> _Excerpted records_:

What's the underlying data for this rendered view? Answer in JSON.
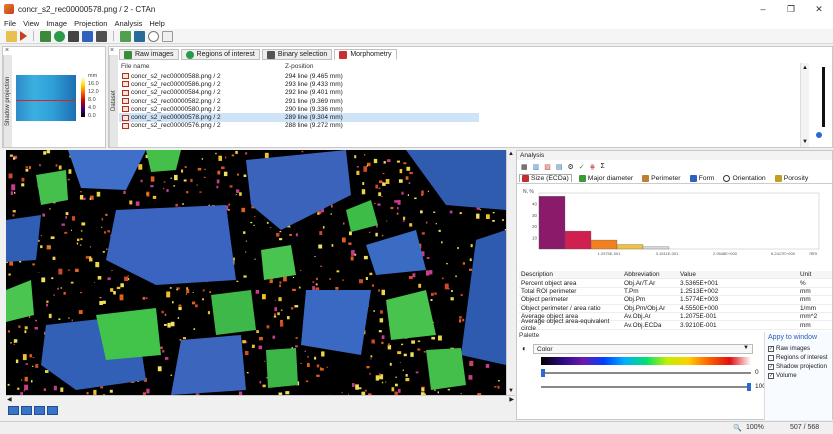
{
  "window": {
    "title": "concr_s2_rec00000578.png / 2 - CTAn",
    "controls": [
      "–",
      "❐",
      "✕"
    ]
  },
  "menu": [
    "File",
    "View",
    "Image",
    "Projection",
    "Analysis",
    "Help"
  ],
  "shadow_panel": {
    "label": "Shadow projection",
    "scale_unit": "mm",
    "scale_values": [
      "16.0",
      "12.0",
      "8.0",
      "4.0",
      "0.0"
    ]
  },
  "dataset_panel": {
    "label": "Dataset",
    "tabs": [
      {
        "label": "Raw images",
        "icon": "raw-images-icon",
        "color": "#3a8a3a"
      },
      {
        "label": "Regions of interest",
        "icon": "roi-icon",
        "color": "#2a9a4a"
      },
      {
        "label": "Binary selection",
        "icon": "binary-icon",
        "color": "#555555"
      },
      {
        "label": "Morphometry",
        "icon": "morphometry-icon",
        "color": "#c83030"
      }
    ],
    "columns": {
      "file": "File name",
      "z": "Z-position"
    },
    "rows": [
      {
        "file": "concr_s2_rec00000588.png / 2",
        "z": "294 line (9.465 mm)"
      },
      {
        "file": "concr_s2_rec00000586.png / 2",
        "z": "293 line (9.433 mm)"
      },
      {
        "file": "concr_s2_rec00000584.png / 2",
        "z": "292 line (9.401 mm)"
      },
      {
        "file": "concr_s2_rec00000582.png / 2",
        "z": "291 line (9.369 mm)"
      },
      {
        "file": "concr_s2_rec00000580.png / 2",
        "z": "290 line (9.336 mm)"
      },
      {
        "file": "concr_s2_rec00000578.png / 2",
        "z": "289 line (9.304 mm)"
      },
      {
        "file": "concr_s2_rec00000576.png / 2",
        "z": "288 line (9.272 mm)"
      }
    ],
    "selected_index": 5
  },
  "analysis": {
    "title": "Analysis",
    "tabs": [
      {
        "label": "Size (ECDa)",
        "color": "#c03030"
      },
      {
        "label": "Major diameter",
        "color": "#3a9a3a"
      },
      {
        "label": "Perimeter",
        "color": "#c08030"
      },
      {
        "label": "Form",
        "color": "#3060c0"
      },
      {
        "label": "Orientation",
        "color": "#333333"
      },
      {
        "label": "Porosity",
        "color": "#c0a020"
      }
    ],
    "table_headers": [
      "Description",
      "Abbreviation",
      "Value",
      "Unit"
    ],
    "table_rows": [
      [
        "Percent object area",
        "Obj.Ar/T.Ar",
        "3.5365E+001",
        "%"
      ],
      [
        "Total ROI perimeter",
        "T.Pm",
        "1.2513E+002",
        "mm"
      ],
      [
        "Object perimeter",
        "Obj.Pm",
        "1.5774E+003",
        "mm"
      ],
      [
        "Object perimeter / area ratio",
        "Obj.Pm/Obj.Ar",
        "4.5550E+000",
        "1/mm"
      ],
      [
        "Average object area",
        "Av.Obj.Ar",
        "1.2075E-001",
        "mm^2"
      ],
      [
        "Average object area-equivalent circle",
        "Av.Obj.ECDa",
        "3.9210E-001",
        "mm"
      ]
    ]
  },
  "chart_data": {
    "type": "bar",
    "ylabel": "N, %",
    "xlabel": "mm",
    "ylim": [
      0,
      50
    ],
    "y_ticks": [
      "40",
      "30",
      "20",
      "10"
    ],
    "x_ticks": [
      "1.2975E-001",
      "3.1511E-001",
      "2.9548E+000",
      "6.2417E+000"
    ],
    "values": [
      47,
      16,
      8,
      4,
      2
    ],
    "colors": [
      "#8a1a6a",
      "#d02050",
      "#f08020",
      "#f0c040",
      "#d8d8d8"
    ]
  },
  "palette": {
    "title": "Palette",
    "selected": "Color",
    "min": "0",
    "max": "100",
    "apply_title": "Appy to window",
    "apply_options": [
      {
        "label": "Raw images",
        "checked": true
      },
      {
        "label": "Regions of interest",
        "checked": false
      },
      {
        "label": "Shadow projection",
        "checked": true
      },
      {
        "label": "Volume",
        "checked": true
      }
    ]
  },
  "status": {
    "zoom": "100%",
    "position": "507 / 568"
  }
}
* * *
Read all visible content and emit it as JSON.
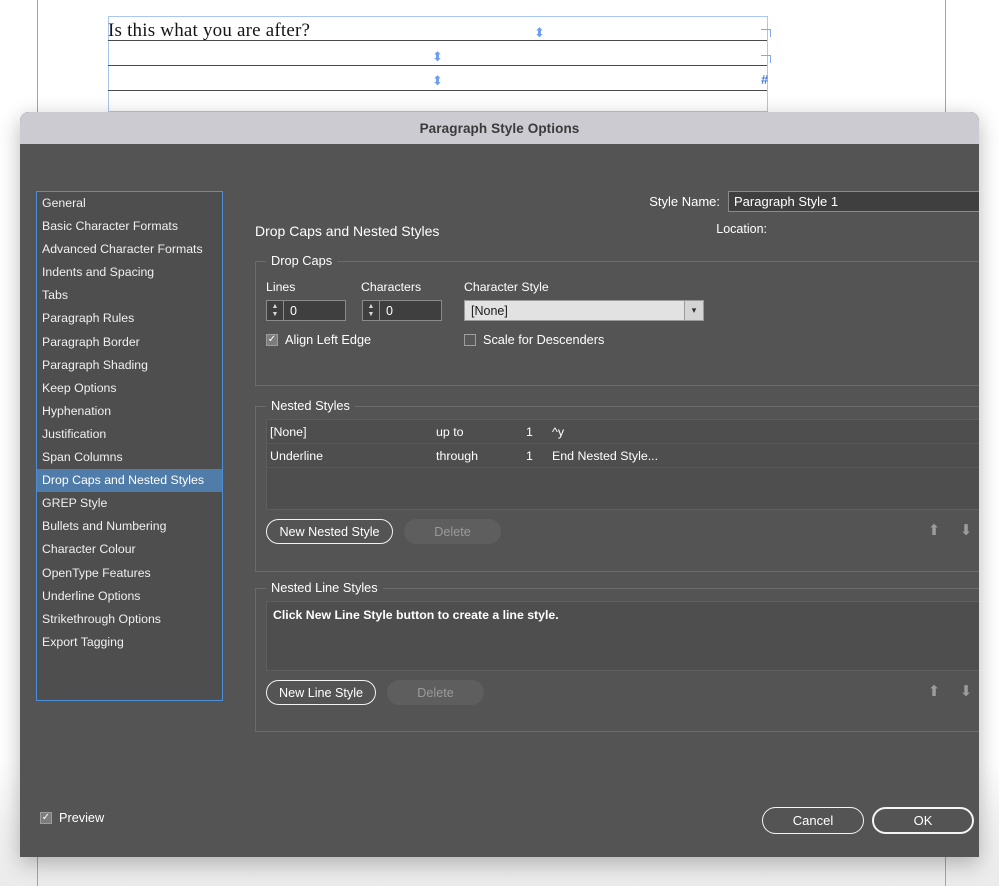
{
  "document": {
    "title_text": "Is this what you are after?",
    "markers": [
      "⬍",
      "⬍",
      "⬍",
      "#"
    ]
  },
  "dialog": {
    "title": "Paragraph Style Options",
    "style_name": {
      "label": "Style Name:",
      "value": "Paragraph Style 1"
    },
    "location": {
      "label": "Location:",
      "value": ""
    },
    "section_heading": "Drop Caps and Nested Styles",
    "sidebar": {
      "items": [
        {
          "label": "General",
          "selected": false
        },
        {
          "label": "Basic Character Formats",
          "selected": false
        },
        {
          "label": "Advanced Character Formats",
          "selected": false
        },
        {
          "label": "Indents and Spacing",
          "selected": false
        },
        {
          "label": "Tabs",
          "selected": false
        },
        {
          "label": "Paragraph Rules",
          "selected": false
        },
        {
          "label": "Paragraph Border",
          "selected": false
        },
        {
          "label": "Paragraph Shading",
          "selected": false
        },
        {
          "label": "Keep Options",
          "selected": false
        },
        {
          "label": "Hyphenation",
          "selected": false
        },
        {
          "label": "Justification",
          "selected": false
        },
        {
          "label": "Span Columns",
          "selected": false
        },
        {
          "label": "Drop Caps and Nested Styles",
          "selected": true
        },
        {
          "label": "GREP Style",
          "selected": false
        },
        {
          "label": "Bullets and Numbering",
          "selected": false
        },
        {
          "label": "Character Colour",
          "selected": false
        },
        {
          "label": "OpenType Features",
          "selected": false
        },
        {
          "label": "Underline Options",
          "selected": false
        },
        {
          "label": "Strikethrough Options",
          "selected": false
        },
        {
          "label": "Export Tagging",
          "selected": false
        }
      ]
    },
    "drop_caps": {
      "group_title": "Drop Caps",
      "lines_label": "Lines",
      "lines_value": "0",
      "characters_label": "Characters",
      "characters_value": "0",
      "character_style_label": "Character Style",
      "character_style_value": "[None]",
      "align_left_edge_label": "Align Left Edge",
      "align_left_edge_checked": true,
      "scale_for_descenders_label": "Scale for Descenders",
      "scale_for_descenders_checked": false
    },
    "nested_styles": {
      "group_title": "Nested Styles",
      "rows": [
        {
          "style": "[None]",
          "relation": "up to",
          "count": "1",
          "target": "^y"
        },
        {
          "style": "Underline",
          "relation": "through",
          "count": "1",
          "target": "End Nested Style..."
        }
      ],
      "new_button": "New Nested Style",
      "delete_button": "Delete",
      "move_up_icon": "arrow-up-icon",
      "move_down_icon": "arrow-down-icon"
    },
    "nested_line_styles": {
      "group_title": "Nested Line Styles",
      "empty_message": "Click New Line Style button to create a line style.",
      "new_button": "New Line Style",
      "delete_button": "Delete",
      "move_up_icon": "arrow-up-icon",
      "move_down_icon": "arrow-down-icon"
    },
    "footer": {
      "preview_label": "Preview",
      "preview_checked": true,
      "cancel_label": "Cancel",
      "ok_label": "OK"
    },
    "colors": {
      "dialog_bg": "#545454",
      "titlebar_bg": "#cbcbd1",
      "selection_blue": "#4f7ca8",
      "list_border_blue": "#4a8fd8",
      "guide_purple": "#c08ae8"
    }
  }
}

> _The problem_: For each line in the data above that contains the string "JSON", extract the line.

> _Output_:
What's the underlying data for this rendered view? Answer in JSON.
Read all visible content and emit it as JSON.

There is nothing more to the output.